=== Records shown ===
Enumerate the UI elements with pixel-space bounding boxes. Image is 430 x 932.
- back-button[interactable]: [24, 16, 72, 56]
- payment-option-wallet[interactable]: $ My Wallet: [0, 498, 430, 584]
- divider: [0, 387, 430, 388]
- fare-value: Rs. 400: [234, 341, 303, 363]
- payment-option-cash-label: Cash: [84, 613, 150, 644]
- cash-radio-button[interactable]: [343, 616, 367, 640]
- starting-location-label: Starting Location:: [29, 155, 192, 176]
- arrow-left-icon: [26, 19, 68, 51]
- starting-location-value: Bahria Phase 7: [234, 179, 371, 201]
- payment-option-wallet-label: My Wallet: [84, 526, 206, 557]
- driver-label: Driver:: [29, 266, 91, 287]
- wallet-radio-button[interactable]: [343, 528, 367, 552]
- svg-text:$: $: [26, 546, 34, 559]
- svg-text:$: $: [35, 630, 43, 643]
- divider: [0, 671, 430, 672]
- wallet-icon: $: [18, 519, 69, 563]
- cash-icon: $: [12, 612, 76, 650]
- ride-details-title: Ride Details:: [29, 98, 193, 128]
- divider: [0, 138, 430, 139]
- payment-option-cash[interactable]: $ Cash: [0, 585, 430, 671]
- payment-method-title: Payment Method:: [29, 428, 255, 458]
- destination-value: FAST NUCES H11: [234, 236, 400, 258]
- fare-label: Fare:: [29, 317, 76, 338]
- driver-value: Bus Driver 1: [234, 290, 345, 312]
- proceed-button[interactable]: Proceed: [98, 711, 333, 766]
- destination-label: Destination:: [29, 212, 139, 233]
===
▶ What is asked:
Set out every line of the items above as a Markdown table with two columns, Row and Entry. Give each line's number in Row and the line itself in Entry, and leave out any blank lines.

▶ Reply:
| Row | Entry |
|---|---|
| 1 | Enumerate the UI elements with pixel-space bounding boxes. Image is 430 x 932. |
| 2 | - back-button[interactable]: [24, 16, 72, 56] |
| 3 | - payment-option-wallet[interactable]: $ My Wallet: [0, 498, 430, 584] |
| 4 | - divider: [0, 387, 430, 388] |
| 5 | - fare-value: Rs. 400: [234, 341, 303, 363] |
| 6 | - payment-option-cash-label: Cash: [84, 613, 150, 644] |
| 7 | - cash-radio-button[interactable]: [343, 616, 367, 640] |
| 8 | - starting-location-label: Starting Location:: [29, 155, 192, 176] |
| 9 | - arrow-left-icon: [26, 19, 68, 51] |
| 10 | - starting-location-value: Bahria Phase 7: [234, 179, 371, 201] |
| 11 | - payment-option-wallet-label: My Wallet: [84, 526, 206, 557] |
| 12 | - driver-label: Driver:: [29, 266, 91, 287] |
| 13 | - wallet-radio-button[interactable]: [343, 528, 367, 552] |
| 14 | - svg-text:$: $: [26, 546, 34, 559] |
| 15 | - svg-text:$: $: [35, 630, 43, 643] |
| 16 | - divider: [0, 671, 430, 672] |
| 17 | - wallet-icon: $: [18, 519, 69, 563] |
| 18 | - cash-icon: $: [12, 612, 76, 650] |
| 19 | - ride-details-title: Ride Details:: [29, 98, 193, 128] |
| 20 | - divider: [0, 138, 430, 139] |
| 21 | - payment-option-cash[interactable]: $ Cash: [0, 585, 430, 671] |
| 22 | - payment-method-title: Payment Method:: [29, 428, 255, 458] |
| 23 | - destination-value: FAST NUCES H11: [234, 236, 400, 258] |
| 24 | - fare-label: Fare:: [29, 317, 76, 338] |
| 25 | - driver-value: Bus Driver 1: [234, 290, 345, 312] |
| 26 | - proceed-button[interactable]: Proceed: [98, 711, 333, 766] |
| 27 | - destination-label: Destination:: [29, 212, 139, 233] |